Listed entries start
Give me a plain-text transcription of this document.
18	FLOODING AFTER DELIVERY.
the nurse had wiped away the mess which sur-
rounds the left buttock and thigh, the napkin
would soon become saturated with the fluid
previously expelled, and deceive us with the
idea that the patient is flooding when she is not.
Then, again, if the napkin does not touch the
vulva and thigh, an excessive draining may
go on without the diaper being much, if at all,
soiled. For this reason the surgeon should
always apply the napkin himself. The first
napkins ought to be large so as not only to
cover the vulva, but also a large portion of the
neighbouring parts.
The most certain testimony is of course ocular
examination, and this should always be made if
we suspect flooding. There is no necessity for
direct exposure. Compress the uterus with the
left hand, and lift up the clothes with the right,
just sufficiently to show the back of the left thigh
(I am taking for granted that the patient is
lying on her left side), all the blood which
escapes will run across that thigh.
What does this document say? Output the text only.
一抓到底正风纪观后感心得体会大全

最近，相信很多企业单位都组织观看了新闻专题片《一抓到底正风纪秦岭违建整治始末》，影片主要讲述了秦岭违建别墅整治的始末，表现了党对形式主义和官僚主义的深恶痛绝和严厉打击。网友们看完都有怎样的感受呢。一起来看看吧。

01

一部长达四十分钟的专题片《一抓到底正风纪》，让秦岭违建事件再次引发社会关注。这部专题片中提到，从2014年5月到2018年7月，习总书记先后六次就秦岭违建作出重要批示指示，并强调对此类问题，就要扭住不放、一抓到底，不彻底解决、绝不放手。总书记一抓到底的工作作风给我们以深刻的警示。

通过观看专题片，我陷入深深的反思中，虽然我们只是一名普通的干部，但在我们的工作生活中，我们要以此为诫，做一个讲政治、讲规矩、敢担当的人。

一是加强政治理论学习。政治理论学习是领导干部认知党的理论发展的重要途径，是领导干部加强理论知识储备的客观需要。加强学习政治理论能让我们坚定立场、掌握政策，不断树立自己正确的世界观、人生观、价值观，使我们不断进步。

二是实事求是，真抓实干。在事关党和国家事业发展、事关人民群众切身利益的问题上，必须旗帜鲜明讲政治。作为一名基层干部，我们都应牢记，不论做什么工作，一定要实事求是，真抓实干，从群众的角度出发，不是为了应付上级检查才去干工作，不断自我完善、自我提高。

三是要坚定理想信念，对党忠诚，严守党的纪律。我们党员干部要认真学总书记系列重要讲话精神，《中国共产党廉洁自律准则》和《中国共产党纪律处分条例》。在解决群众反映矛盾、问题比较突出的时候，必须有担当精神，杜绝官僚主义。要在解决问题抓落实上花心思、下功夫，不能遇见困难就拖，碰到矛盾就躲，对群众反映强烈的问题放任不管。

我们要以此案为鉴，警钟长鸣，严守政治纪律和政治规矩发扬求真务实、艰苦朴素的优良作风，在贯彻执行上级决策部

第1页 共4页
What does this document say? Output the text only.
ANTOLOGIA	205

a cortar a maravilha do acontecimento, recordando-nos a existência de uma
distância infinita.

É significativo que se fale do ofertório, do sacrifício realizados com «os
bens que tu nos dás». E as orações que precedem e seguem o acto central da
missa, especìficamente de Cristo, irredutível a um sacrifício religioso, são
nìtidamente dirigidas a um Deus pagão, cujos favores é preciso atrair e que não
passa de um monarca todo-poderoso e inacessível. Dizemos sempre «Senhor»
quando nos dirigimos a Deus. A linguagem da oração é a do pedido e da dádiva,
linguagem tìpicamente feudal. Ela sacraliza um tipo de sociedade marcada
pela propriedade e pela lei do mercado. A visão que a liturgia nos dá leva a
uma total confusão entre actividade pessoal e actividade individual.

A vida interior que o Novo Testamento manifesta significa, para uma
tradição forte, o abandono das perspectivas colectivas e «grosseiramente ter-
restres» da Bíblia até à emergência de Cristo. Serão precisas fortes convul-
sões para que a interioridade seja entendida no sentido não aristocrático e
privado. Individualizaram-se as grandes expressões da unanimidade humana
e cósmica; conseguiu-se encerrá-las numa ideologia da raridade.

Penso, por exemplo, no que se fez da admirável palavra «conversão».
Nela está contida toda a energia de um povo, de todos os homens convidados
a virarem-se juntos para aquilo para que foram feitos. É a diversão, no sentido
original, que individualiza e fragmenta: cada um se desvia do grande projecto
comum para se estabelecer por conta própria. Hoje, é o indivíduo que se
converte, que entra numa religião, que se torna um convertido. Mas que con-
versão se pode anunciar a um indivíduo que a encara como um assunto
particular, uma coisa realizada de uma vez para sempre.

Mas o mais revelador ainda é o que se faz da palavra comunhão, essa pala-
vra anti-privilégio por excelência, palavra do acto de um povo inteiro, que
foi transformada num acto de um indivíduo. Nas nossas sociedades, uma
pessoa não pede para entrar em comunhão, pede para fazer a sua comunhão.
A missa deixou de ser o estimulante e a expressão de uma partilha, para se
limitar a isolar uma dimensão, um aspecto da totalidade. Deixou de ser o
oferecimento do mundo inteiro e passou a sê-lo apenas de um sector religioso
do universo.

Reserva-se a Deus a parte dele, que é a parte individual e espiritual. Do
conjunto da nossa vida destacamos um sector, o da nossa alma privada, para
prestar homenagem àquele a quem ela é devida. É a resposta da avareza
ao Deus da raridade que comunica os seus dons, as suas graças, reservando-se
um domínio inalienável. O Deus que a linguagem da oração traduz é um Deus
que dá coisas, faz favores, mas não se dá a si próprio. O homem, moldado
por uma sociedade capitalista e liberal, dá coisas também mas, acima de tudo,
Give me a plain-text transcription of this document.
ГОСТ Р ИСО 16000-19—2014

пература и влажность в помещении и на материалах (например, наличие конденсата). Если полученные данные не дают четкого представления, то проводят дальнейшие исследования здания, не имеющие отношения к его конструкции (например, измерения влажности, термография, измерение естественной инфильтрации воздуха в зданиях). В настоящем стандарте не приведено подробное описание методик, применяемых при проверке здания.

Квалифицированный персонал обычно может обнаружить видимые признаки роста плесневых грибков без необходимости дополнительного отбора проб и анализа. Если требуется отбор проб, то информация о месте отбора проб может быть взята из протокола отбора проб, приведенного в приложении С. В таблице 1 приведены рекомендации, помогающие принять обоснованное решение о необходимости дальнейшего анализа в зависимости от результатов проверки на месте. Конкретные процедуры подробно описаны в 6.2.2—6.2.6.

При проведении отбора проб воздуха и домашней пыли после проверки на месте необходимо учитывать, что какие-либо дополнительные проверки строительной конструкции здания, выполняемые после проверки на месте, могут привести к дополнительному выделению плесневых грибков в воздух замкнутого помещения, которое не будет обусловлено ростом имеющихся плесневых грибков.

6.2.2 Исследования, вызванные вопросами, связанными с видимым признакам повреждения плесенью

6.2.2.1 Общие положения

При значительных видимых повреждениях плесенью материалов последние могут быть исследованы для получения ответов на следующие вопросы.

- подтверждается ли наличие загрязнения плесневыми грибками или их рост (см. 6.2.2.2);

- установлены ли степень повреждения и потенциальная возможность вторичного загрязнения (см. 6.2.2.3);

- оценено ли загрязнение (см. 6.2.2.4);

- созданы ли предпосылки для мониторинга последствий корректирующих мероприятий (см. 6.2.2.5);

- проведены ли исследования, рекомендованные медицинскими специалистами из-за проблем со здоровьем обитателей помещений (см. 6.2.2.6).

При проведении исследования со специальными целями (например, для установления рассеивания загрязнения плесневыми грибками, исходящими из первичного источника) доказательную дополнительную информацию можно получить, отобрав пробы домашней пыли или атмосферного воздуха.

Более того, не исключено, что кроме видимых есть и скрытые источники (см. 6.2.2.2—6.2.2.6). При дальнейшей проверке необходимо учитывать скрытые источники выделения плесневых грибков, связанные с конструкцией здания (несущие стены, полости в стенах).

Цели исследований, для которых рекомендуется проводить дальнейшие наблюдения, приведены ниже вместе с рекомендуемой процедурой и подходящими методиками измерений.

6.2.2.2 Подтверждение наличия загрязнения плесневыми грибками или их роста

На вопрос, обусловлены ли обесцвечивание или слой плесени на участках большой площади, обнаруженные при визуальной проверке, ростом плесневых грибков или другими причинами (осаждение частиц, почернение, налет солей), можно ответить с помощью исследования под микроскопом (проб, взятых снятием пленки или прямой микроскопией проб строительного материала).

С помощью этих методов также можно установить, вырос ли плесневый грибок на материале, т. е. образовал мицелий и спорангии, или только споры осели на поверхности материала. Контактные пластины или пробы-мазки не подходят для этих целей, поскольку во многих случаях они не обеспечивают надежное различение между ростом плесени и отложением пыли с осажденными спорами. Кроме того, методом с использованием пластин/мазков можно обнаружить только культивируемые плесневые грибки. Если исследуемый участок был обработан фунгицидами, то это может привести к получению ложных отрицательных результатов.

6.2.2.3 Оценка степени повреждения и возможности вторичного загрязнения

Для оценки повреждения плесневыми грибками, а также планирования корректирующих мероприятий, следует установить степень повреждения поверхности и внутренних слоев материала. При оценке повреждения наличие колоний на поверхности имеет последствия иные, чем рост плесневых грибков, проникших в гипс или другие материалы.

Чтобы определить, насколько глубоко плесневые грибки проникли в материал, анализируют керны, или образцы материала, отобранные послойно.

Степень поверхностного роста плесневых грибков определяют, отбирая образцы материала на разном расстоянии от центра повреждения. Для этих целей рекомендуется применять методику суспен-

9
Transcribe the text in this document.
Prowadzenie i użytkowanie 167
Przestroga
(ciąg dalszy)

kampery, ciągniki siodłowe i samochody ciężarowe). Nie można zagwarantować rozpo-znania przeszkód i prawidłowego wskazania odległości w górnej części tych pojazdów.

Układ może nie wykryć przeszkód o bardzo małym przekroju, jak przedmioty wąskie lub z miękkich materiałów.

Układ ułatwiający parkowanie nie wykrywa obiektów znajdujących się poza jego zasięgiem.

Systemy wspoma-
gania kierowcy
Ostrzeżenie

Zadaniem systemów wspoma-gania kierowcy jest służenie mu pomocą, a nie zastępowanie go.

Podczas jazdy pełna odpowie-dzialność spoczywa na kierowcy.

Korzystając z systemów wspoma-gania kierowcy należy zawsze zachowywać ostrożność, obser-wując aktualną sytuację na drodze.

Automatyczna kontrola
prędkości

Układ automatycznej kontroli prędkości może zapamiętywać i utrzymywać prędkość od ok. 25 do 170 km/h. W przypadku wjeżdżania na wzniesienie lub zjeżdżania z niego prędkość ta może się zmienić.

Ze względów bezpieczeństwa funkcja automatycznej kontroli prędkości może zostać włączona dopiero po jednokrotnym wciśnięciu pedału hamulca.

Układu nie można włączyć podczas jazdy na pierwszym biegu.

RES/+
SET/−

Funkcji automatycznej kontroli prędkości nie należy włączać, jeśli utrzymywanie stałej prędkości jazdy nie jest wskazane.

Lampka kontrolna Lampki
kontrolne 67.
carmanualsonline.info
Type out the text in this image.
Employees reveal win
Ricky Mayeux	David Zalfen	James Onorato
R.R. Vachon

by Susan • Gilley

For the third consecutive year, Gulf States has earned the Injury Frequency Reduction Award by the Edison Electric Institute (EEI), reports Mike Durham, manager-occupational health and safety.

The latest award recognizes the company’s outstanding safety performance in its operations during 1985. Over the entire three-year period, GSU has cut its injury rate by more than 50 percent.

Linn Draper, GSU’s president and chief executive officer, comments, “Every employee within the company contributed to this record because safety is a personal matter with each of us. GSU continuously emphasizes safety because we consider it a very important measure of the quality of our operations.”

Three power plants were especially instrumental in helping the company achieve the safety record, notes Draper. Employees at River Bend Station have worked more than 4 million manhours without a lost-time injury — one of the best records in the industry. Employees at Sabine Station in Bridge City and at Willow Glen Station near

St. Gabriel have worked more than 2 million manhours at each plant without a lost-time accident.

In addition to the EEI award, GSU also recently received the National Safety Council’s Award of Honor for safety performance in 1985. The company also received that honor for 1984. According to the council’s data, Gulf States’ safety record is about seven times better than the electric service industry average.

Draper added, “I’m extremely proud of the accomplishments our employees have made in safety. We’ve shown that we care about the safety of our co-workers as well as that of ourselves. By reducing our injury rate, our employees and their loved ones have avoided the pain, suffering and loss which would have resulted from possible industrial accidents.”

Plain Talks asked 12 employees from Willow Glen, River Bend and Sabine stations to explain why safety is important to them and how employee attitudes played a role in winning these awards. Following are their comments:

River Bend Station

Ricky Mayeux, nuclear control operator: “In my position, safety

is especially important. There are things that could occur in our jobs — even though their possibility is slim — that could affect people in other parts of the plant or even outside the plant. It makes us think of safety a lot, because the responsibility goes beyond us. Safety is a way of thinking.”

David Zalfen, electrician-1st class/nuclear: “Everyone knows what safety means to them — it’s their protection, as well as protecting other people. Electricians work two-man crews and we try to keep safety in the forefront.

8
Listed entries end
What you have to do
All lines in the data that contain the word "jazdy" should be copied.

Result for this exercise
Podczas jazdy pełna odpowie-dzialność spoczywa na kierowcy.
Układu nie można włączyć podczas jazdy na pierwszym biegu.
Funkcji automatycznej kontroli prędkości nie należy włączać, jeśli utrzymywanie stałej prędkości jazdy nie jest wskazane.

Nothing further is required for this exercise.